OBJECTIVE:
Pick out each line in these entries that contains the string "name".

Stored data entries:
## Begin
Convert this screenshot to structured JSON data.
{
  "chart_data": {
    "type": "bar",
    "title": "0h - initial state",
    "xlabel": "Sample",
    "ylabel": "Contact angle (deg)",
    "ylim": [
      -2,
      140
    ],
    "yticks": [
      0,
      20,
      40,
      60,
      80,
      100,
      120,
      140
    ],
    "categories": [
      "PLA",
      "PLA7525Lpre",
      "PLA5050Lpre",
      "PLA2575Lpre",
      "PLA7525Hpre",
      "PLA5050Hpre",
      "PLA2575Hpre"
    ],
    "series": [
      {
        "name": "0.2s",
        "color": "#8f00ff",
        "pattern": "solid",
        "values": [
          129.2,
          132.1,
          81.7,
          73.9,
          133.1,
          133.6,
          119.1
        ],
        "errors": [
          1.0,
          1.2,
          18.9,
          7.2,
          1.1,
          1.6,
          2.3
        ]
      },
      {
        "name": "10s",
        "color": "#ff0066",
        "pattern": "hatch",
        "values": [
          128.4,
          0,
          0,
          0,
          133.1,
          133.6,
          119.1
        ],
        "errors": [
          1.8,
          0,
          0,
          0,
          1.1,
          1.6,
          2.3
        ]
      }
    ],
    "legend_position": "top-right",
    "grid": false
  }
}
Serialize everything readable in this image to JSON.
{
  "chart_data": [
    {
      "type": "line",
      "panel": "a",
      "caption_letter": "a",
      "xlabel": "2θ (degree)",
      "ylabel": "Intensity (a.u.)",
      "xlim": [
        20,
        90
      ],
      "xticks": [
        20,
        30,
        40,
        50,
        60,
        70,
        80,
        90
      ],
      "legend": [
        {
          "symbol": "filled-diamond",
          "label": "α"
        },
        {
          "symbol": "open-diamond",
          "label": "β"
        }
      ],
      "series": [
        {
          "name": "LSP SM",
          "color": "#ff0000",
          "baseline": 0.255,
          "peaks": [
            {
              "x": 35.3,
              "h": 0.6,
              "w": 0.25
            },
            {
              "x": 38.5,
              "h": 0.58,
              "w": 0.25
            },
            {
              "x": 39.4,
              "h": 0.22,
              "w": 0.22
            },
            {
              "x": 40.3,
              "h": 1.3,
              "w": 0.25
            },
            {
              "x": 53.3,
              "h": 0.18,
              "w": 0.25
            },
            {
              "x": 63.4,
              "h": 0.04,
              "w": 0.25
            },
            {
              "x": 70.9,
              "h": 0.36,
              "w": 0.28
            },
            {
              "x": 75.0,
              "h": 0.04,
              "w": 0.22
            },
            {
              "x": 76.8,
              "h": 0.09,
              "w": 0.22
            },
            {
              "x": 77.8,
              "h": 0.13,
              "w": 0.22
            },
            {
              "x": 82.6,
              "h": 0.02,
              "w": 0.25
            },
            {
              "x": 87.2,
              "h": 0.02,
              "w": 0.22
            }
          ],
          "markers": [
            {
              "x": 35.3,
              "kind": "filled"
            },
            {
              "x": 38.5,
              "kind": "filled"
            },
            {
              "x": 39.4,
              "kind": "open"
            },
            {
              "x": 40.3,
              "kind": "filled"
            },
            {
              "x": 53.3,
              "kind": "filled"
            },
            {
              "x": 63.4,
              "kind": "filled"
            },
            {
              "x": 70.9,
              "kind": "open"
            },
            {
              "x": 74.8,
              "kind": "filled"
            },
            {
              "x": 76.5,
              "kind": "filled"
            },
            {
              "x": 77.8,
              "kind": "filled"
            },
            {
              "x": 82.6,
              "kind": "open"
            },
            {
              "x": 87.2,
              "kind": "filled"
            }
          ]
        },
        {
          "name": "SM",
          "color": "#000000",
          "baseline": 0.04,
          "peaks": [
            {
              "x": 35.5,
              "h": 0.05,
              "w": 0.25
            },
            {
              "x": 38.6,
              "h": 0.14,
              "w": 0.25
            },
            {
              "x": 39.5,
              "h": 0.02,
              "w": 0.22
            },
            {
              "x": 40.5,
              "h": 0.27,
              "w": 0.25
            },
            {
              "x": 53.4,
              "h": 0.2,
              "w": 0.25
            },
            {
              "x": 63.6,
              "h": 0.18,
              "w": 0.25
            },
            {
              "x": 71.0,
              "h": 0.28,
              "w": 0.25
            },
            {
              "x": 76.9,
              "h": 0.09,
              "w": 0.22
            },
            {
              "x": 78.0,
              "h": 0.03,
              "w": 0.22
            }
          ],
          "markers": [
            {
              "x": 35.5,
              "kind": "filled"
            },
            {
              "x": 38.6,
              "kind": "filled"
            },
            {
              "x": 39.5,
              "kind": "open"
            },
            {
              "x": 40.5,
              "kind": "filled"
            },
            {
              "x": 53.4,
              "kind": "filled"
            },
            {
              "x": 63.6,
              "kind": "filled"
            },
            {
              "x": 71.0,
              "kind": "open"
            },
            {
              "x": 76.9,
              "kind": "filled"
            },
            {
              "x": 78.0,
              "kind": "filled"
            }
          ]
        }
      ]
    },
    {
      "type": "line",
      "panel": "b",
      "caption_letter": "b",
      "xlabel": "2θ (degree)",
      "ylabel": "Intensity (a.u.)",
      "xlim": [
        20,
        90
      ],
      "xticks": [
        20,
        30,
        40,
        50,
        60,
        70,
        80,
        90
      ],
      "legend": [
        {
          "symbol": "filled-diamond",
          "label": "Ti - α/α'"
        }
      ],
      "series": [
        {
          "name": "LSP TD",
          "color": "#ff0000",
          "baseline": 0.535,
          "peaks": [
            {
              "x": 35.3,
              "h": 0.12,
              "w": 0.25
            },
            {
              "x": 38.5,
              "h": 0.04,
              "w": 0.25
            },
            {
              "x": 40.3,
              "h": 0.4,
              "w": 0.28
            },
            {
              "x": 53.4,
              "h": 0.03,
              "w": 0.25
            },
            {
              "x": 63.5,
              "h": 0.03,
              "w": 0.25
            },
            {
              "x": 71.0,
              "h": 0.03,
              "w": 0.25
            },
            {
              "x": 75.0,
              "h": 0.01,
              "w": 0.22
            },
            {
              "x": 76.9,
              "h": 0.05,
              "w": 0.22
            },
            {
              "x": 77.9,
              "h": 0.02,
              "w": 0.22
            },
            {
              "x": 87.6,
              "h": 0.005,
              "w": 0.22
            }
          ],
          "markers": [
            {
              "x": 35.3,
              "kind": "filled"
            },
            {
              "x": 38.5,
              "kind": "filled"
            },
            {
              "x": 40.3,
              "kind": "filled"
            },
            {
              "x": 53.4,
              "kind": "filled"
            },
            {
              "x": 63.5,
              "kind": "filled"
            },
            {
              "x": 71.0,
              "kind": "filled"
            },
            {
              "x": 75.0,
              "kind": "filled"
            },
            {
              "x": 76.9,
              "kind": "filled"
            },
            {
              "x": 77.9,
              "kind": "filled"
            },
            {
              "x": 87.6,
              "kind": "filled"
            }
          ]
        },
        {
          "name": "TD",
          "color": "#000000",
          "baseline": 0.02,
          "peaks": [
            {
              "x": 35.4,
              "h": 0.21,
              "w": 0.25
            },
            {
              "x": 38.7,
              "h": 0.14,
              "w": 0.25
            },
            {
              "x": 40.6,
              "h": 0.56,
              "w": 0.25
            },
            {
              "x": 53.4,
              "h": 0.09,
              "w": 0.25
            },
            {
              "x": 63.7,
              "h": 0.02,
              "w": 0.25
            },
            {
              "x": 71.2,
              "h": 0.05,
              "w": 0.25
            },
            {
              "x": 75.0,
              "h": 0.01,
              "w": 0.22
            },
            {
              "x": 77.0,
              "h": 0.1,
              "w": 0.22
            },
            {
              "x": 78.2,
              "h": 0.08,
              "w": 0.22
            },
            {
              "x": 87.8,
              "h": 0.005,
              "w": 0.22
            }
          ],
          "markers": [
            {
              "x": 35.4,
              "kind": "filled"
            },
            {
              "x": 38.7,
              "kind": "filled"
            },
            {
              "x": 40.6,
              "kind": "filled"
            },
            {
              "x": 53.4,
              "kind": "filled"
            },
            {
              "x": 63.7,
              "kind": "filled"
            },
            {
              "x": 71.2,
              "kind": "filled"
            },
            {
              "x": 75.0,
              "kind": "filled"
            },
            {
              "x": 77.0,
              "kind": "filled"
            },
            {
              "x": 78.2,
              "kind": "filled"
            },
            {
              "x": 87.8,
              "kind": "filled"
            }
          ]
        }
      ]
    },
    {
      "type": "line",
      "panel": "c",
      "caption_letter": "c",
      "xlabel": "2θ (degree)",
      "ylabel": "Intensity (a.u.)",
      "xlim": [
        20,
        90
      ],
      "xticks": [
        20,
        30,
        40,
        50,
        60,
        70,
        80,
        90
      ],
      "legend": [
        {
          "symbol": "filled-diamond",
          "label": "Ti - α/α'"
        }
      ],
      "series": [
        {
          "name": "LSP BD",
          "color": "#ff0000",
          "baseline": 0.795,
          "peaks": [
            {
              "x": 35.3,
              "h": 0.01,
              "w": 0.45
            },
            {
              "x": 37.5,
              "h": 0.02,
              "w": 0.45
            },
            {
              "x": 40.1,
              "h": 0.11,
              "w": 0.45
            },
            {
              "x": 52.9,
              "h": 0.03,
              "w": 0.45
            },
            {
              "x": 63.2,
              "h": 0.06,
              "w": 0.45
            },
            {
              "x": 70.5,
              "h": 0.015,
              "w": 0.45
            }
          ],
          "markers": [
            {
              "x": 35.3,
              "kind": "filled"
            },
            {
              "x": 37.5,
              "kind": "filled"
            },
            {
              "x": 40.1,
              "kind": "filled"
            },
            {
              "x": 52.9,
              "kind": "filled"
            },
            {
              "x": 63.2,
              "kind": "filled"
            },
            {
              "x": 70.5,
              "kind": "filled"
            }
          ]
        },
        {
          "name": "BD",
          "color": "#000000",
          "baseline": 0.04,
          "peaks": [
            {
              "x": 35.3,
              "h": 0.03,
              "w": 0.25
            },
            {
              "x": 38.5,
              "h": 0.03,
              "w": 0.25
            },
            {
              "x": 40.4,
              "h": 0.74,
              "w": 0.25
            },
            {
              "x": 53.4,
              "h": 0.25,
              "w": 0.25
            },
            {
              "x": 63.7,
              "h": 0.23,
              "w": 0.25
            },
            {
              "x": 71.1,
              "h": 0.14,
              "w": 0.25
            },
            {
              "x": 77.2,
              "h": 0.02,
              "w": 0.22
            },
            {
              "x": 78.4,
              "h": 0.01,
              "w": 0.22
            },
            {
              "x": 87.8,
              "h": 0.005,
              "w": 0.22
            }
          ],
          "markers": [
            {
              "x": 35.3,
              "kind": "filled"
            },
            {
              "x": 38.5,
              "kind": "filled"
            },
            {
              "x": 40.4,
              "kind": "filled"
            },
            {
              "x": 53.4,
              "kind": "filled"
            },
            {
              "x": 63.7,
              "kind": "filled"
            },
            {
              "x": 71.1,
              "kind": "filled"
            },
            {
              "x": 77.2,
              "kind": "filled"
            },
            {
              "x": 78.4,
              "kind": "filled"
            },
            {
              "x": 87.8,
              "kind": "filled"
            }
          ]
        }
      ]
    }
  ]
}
## End
TASK RESULT:
        "name": "0.2s",
        "name": "10s",
          "name": "LSP SM",
          "name": "SM",
          "name": "LSP TD",
          "name": "TD",
          "name": "LSP BD",
          "name": "BD",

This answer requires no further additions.